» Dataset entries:
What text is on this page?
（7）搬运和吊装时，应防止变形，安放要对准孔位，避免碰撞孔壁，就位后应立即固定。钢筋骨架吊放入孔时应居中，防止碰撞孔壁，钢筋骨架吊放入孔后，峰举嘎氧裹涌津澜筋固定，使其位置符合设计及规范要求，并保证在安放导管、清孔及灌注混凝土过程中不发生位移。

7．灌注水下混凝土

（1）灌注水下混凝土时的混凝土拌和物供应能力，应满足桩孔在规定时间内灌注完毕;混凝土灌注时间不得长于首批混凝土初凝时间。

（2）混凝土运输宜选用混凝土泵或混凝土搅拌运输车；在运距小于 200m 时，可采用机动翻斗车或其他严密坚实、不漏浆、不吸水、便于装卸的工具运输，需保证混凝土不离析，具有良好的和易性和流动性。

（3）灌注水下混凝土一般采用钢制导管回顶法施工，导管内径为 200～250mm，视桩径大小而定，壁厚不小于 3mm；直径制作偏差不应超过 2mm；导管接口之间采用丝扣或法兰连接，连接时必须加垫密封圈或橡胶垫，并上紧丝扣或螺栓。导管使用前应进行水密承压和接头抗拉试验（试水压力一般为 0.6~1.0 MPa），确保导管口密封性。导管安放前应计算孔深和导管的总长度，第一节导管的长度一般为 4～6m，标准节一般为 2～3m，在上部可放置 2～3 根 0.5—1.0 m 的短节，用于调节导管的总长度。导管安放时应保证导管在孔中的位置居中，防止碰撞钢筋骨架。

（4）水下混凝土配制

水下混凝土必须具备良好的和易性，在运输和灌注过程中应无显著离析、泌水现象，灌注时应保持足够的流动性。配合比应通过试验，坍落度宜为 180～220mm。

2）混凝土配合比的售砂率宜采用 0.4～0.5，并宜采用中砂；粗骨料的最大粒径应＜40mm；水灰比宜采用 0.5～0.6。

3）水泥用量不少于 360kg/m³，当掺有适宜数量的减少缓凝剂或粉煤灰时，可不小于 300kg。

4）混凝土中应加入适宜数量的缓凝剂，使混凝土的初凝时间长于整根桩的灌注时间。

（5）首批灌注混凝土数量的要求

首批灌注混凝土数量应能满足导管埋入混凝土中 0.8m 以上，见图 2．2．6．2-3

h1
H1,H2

» To be done:
Return all the data above once more, precisely as given.

» Answer in full:
What text is on this page?
（7）搬运和吊装时，应防止变形，安放要对准孔位，避免碰撞孔壁，就位后应立即固定。钢筋骨架吊放入孔时应居中，防止碰撞孔壁，钢筋骨架吊放入孔后，峰举嘎氧裹涌津澜筋固定，使其位置符合设计及规范要求，并保证在安放导管、清孔及灌注混凝土过程中不发生位移。

7．灌注水下混凝土

（1）灌注水下混凝土时的混凝土拌和物供应能力，应满足桩孔在规定时间内灌注完毕;混凝土灌注时间不得长于首批混凝土初凝时间。

（2）混凝土运输宜选用混凝土泵或混凝土搅拌运输车；在运距小于 200m 时，可采用机动翻斗车或其他严密坚实、不漏浆、不吸水、便于装卸的工具运输，需保证混凝土不离析，具有良好的和易性和流动性。

（3）灌注水下混凝土一般采用钢制导管回顶法施工，导管内径为 200～250mm，视桩径大小而定，壁厚不小于 3mm；直径制作偏差不应超过 2mm；导管接口之间采用丝扣或法兰连接，连接时必须加垫密封圈或橡胶垫，并上紧丝扣或螺栓。导管使用前应进行水密承压和接头抗拉试验（试水压力一般为 0.6~1.0 MPa），确保导管口密封性。导管安放前应计算孔深和导管的总长度，第一节导管的长度一般为 4～6m，标准节一般为 2～3m，在上部可放置 2～3 根 0.5—1.0 m 的短节，用于调节导管的总长度。导管安放时应保证导管在孔中的位置居中，防止碰撞钢筋骨架。

（4）水下混凝土配制

水下混凝土必须具备良好的和易性，在运输和灌注过程中应无显著离析、泌水现象，灌注时应保持足够的流动性。配合比应通过试验，坍落度宜为 180～220mm。

2）混凝土配合比的售砂率宜采用 0.4～0.5，并宜采用中砂；粗骨料的最大粒径应＜40mm；水灰比宜采用 0.5～0.6。

3）水泥用量不少于 360kg/m³，当掺有适宜数量的减少缓凝剂或粉煤灰时，可不小于 300kg。

4）混凝土中应加入适宜数量的缓凝剂，使混凝土的初凝时间长于整根桩的灌注时间。

（5）首批灌注混凝土数量的要求

首批灌注混凝土数量应能满足导管埋入混凝土中 0.8m 以上，见图 2．2．6．2-3

h1
H1,H2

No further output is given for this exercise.